### Description of the task
Find the string "capítulo" in the data, then copy every line where it is found.

### Data lines

* Start *

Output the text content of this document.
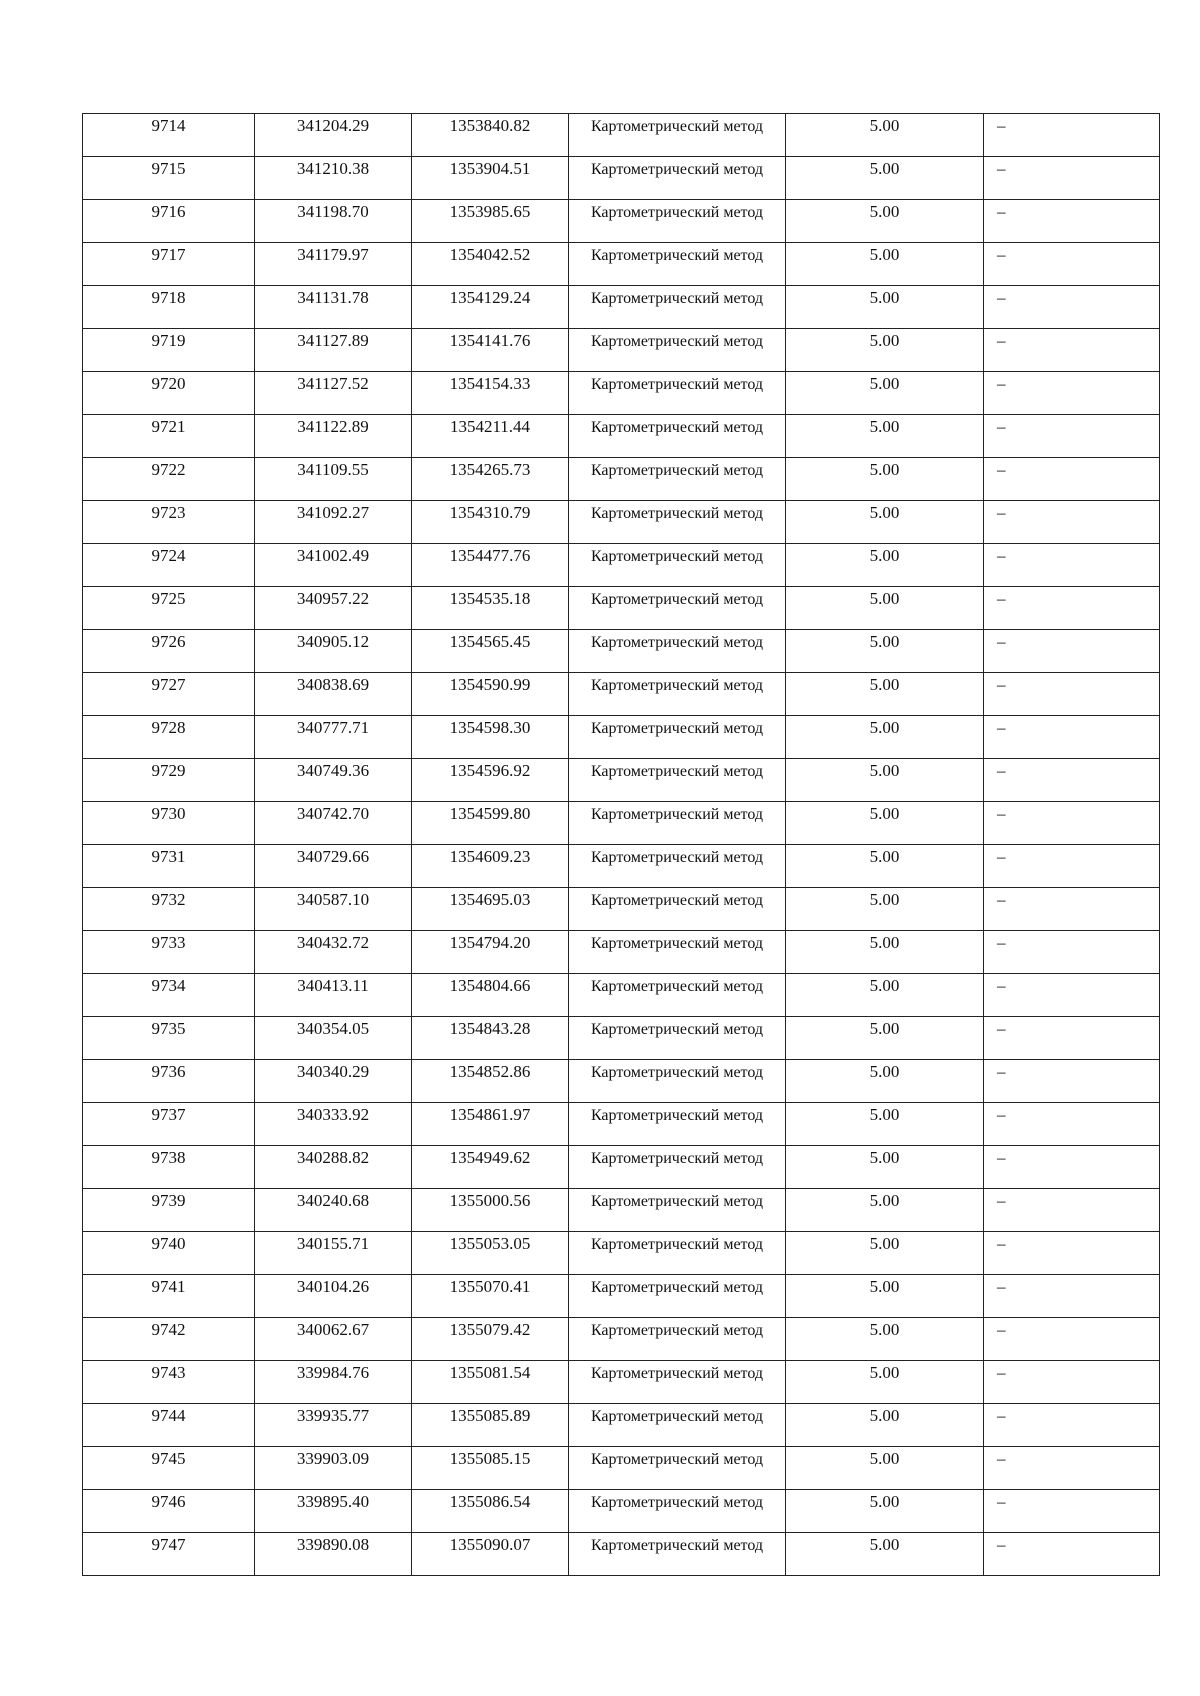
9714	341204.29	1353840.82	Картометрический метод	5.00	–

9715	341210.38	1353904.51	Картометрический метод	5.00	–

9716	341198.70	1353985.65	Картометрический метод	5.00	–

9717	341179.97	1354042.52	Картометрический метод	5.00	–

9718	341131.78	1354129.24	Картометрический метод	5.00	–

9719	341127.89	1354141.76	Картометрический метод	5.00	–

9720	341127.52	1354154.33	Картометрический метод	5.00	–

9721	341122.89	1354211.44	Картометрический метод	5.00	–

9722	341109.55	1354265.73	Картометрический метод	5.00	–

9723	341092.27	1354310.79	Картометрический метод	5.00	–

9724	341002.49	1354477.76	Картометрический метод	5.00	–

9725	340957.22	1354535.18	Картометрический метод	5.00	–

9726	340905.12	1354565.45	Картометрический метод	5.00	–

9727	340838.69	1354590.99	Картометрический метод	5.00	–

9728	340777.71	1354598.30	Картометрический метод	5.00	–

9729	340749.36	1354596.92	Картометрический метод	5.00	–

9730	340742.70	1354599.80	Картометрический метод	5.00	–

9731	340729.66	1354609.23	Картометрический метод	5.00	–

9732	340587.10	1354695.03	Картометрический метод	5.00	–

9733	340432.72	1354794.20	Картометрический метод	5.00	–

9734	340413.11	1354804.66	Картометрический метод	5.00	–

9735	340354.05	1354843.28	Картометрический метод	5.00	–

9736	340340.29	1354852.86	Картометрический метод	5.00	–

9737	340333.92	1354861.97	Картометрический метод	5.00	–

9738	340288.82	1354949.62	Картометрический метод	5.00	–

9739	340240.68	1355000.56	Картометрический метод	5.00	–

9740	340155.71	1355053.05	Картометрический метод	5.00	–

9741	340104.26	1355070.41	Картометрический метод	5.00	–

9742	340062.67	1355079.42	Картометрический метод	5.00	–

9743	339984.76	1355081.54	Картометрический метод	5.00	–

9744	339935.77	1355085.89	Картометрический метод	5.00	–

9745	339903.09	1355085.15	Картометрический метод	5.00	–

9746	339895.40	1355086.54	Картометрический метод	5.00	–

9747	339890.08	1355090.07	Картометрический метод	5.00	–
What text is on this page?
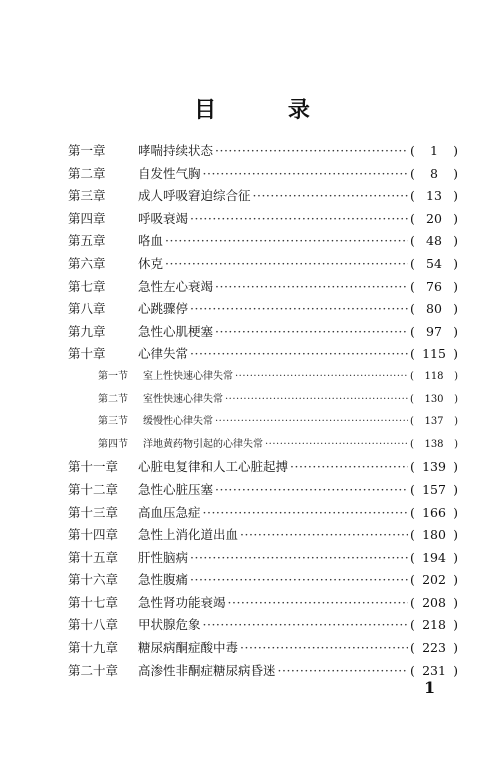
目 录
第一章	哮喘持续状态 ·····	(	1	)
第二章	自发性气胸 ·····	(	8	)
第三章	成人呼吸窘迫综合征 ·····	( 13 )
第四章	呼吸衰竭 ·····	( 20 )
第五章	咯血 ·····	( 48 )
第六章	休克 ·····	( 54 )
第七章	急性左心衰竭 ·····	( 76 )
第八章	心跳骤停 ·····	( 80 )
第九章	急性心肌梗塞 ·····	( 97 )
第十章	心律失常 ·····	( 115 )
第一节	室上性快速心律失常 ·····	(	118	)
第二节	室性快速心律失常 ·····	(	130	)
第三节	缓慢性心律失常 ·····	(	137	)
第四节	洋地黄药物引起的心律失常 ·····	(	138	)
第十一章	心脏电复律和人工心脏起搏 ·····	( 139 )
第十二章	急性心脏压塞 ·····	( 157 )
第十三章	高血压急症 ·····	( 166 )
第十四章	急性上消化道出血 ·····	( 180 )
第十五章	肝性脑病 ·····	( 194 )
第十六章	急性腹痛 ·····	( 202 )
第十七章	急性肾功能衰竭 ·····	( 208 )
第十八章	甲状腺危象 ·····	( 218 )
第十九章	糖尿病酮症酸中毒 ·····	( 223 )
第二十章	高渗性非酮症糖尿病昏迷 ·····	( 231 )
1
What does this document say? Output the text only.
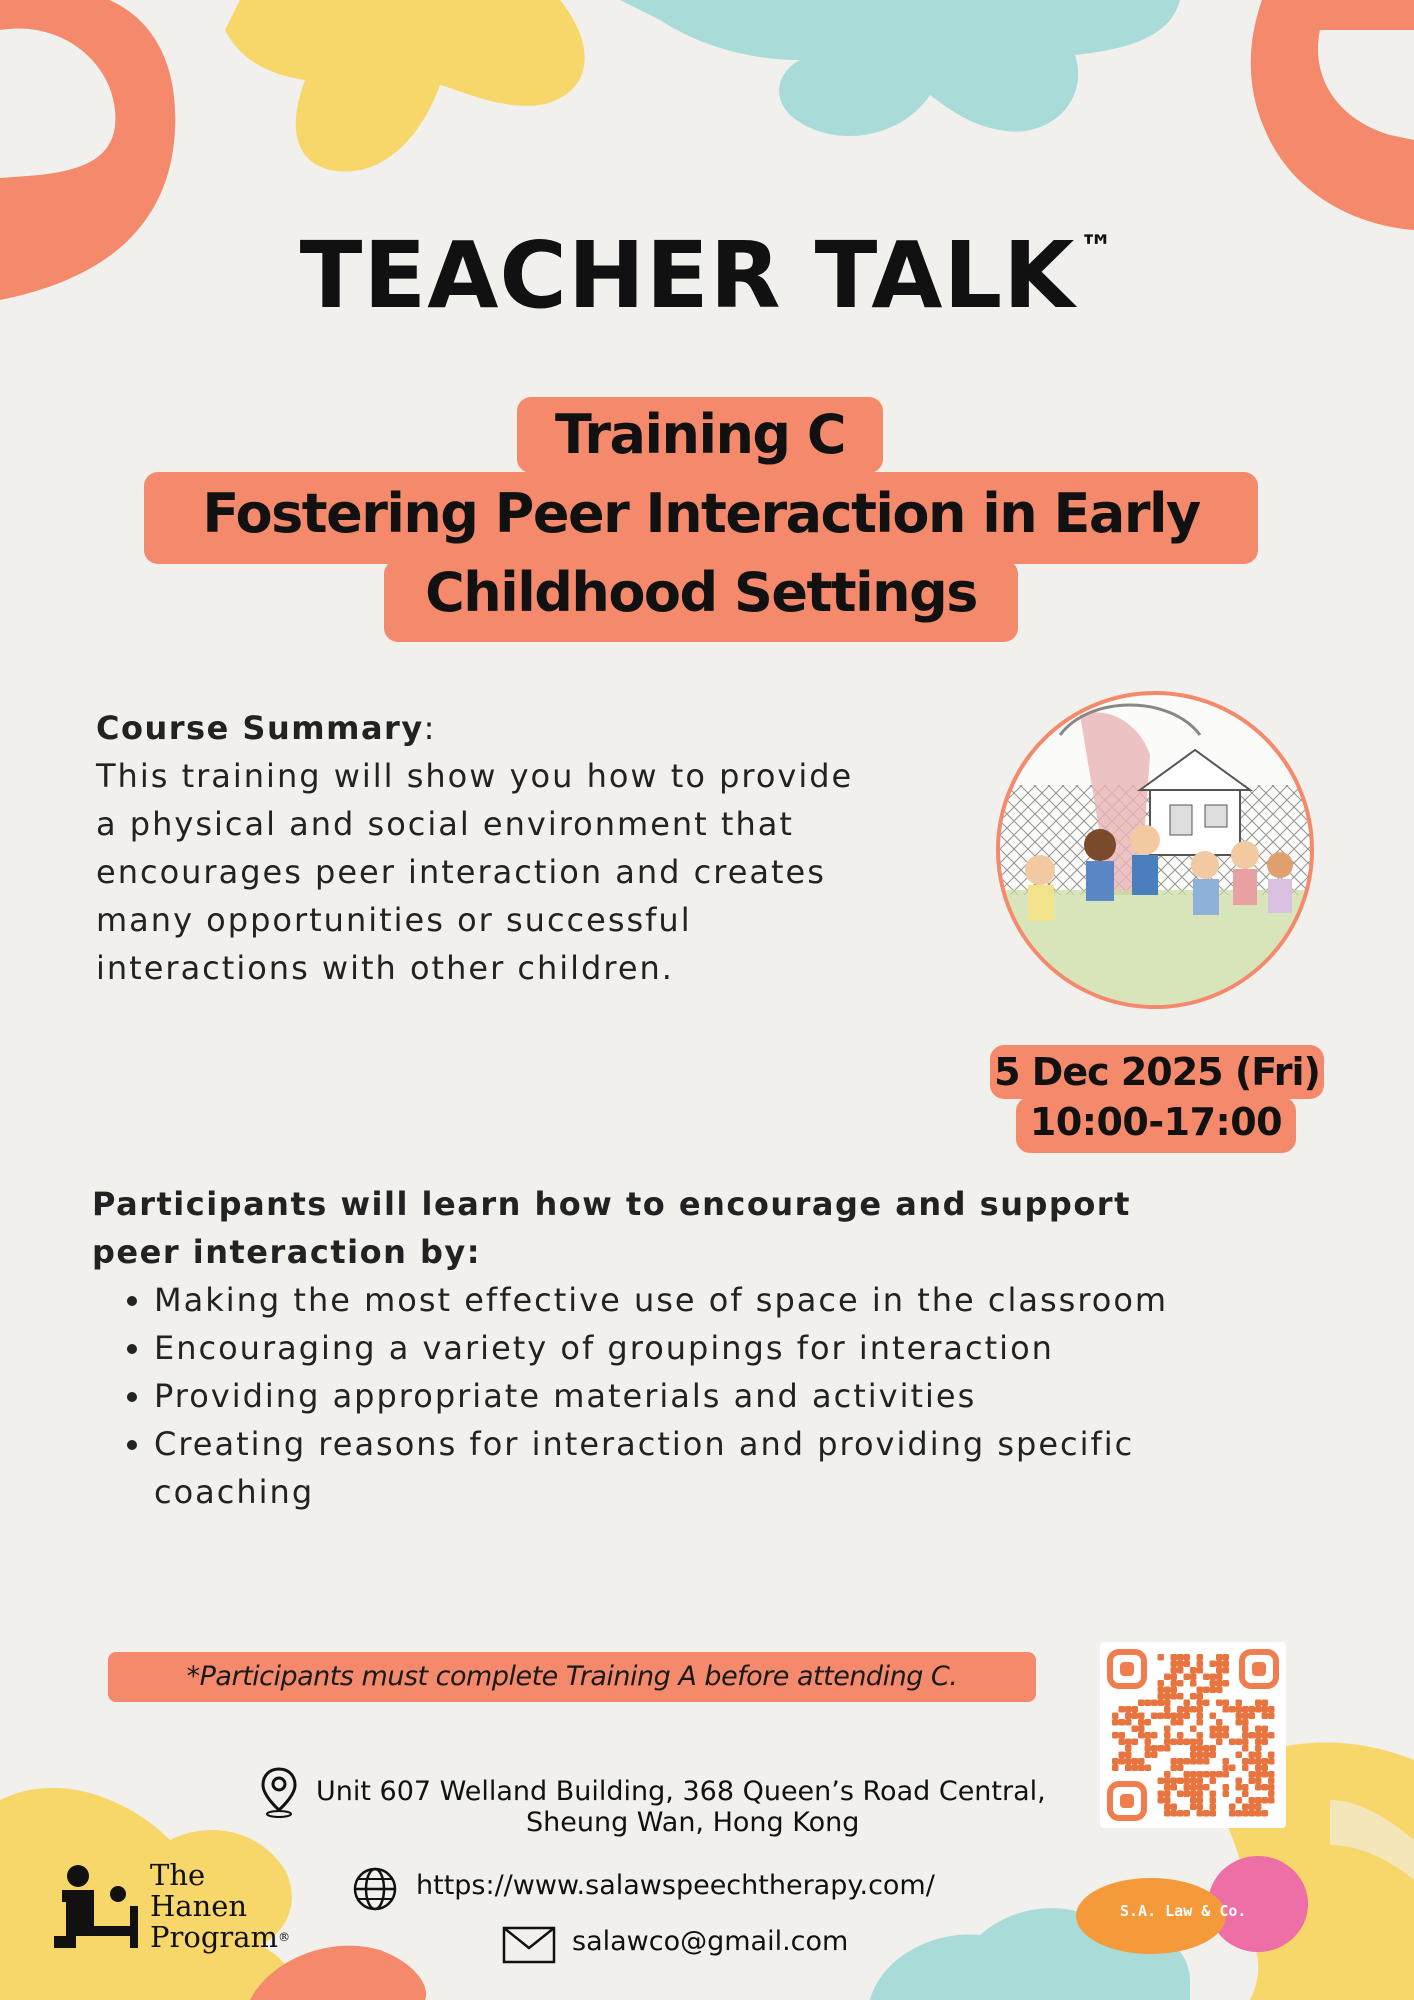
TEACHER TALK ™
Training C
Fostering Peer Interaction in Early
Childhood Settings
Course Summary:
This training will show you how to provide
a physical and social environment that
encourages peer interaction and creates
many opportunities or successful
interactions with other children.
5 Dec 2025 (Fri)
10:00-17:00
Participants will learn how to encourage and support
peer interaction by:
• Making the most effective use of space in the classroom
• Encouraging a variety of groupings for interaction
• Providing appropriate materials and activities
• Creating reasons for interaction and providing specific coaching
*Participants must complete Training A before attending C.
Unit 607 Welland Building, 368 Queen’s Road Central,
Sheung Wan, Hong Kong
https://www.salawspeechtherapy.com/
salawco@gmail.com
The
Hanen
Program®
S.A. Law & Co.
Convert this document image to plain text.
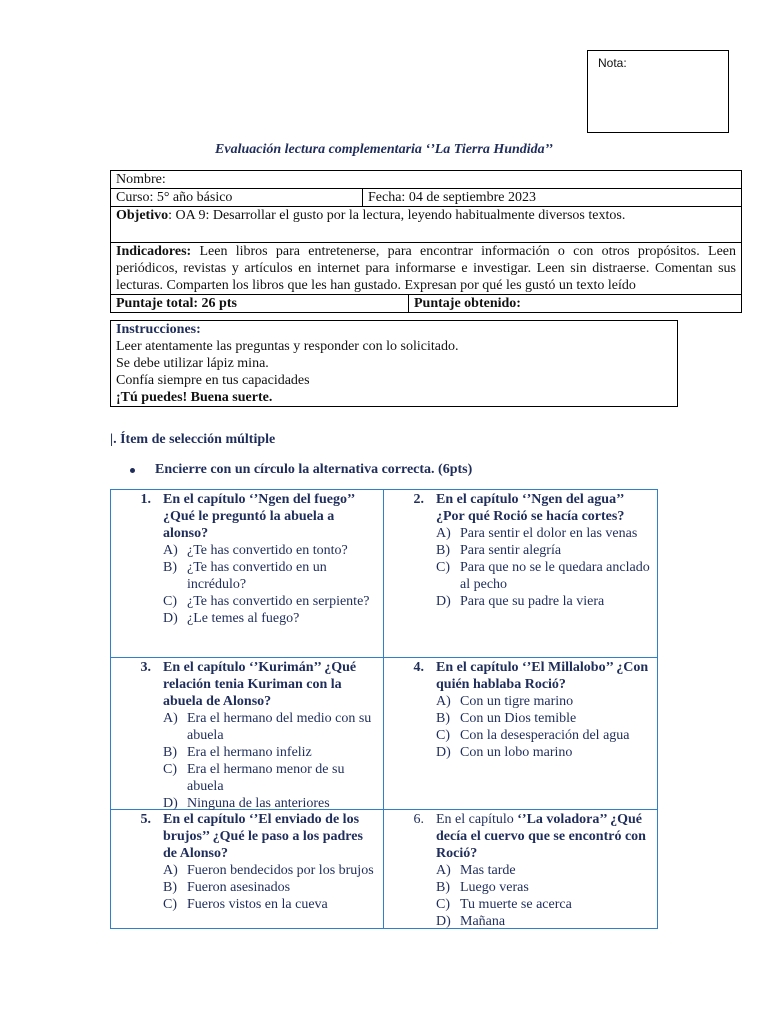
Nota:
Evaluación lectura complementaria ‘’La Tierra Hundida’’
Nombre:
Curso: 5° año básico	Fecha: 04 de septiembre 2023
Objetivo: OA 9: Desarrollar el gusto por la lectura, leyendo habitualmente diversos textos.
Indicadores: Leen libros para entretenerse, para encontrar información o con otros propósitos. Leen periódicos, revistas y artículos en internet para informarse e investigar. Leen sin distraerse. Comentan sus lecturas. Comparten los libros que les han gustado. Expresan por qué les gustó un texto leído
Puntaje total: 26 pts	Puntaje obtenido:
Instrucciones:
Leer atentamente las preguntas y responder con lo solicitado.
Se debe utilizar lápiz mina.
Confía siempre en tus capacidades
¡Tú puedes! Buena suerte.
|. Ítem de selección múltiple
Encierre con un círculo la alternativa correcta. (6pts)
1. En el capítulo ‘’Ngen del fuego’’ ¿Qué le preguntó la abuela a alonso?
A) ¿Te has convertido en tonto?
B) ¿Te has convertido en un incrédulo?
C) ¿Te has convertido en serpiente?
D) ¿Le temes al fuego?
2. En el capítulo ‘’Ngen del agua’’ ¿Por qué Roció se hacía cortes?
A) Para sentir el dolor en las venas
B) Para sentir alegría
C) Para que no se le quedara anclado al pecho
D) Para que su padre la viera
3. En el capítulo ‘’Kurimán’’ ¿Qué relación tenia Kuriman con la abuela de Alonso?
A) Era el hermano del medio con su abuela
B) Era el hermano infeliz
C) Era el hermano menor de su abuela
D) Ninguna de las anteriores
4. En el capítulo ‘’El Millalobo’’ ¿Con quién hablaba Roció?
A) Con un tigre marino
B) Con un Dios temible
C) Con la desesperación del agua
D) Con un lobo marino
5. En el capítulo ‘’El enviado de los brujos’’ ¿Qué le paso a los padres de Alonso?
A) Fueron bendecidos por los brujos
B) Fueron asesinados
C) Fueros vistos en la cueva
6. En el capítulo ‘’La voladora’’ ¿Qué decía el cuervo que se encontró con Roció?
A) Mas tarde
B) Luego veras
C) Tu muerte se acerca
D) Mañana
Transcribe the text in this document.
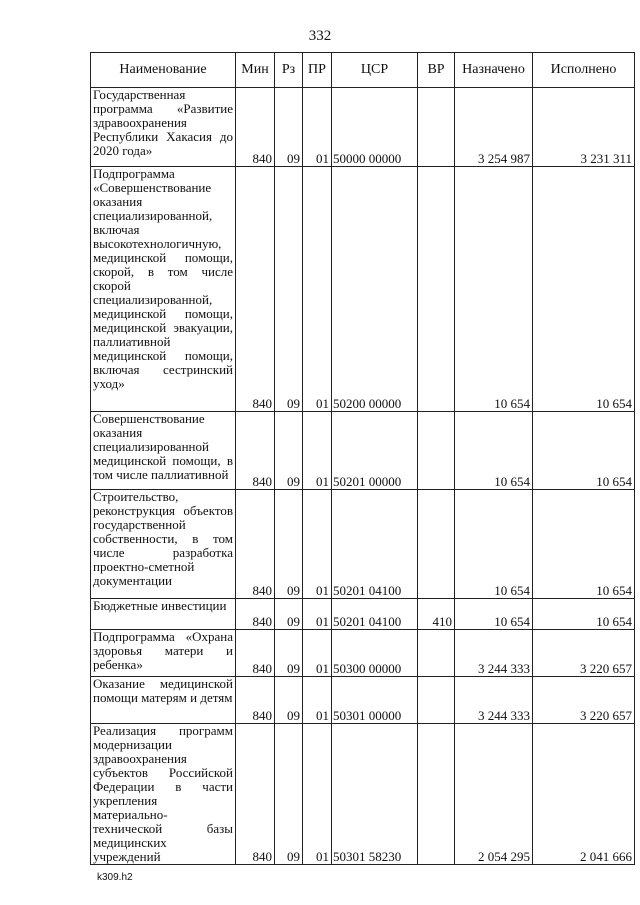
332
Наименование	Мин	Рз	ПР	ЦСР	ВР	Назначено	Исполнено
Государственная программа «Развитие здравоохранения Республики Хакасия до 2020 года»	840	09	01	50000 00000		3 254 987	3 231 311
Подпрограмма «Совершенствование оказания специализированной, включая высокотехнологичную, медицинской помощи, скорой, в том числе скорой специализированной, медицинской помощи, медицинской эвакуации, паллиативной медицинской помощи, включая сестринский уход»	840	09	01	50200 00000		10 654	10 654
Совершенствование оказания специализированной медицинской помощи, в том числе паллиативной	840	09	01	50201 00000		10 654	10 654
Строительство, реконструкция объектов государственной собственности, в том числе разработка проектно-сметной документации	840	09	01	50201 04100		10 654	10 654
Бюджетные инвестиции	840	09	01	50201 04100	410	10 654	10 654
Подпрограмма «Охрана здоровья матери и ребенка»	840	09	01	50300 00000		3 244 333	3 220 657
Оказание медицинской помощи матерям и детям	840	09	01	50301 00000		3 244 333	3 220 657
Реализация программ модернизации здравоохранения субъектов Российской Федерации в части укрепления материально-технической базы медицинских учреждений	840	09	01	50301 58230		2 054 295	2 041 666
k309.h2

* End *

### Full output
1. En el capítulo ‘’Ngen del fuego’’ ¿Qué le preguntó la abuela a alonso?
2. En el capítulo ‘’Ngen del agua’’ ¿Por qué Roció se hacía cortes?
3. En el capítulo ‘’Kurimán’’ ¿Qué relación tenia Kuriman con la abuela de Alonso?
4. En el capítulo ‘’El Millalobo’’ ¿Con quién hablaba Roció?
5. En el capítulo ‘’El enviado de los brujos’’ ¿Qué le paso a los padres de Alonso?
6. En el capítulo ‘’La voladora’’ ¿Qué decía el cuervo que se encontró con Roció?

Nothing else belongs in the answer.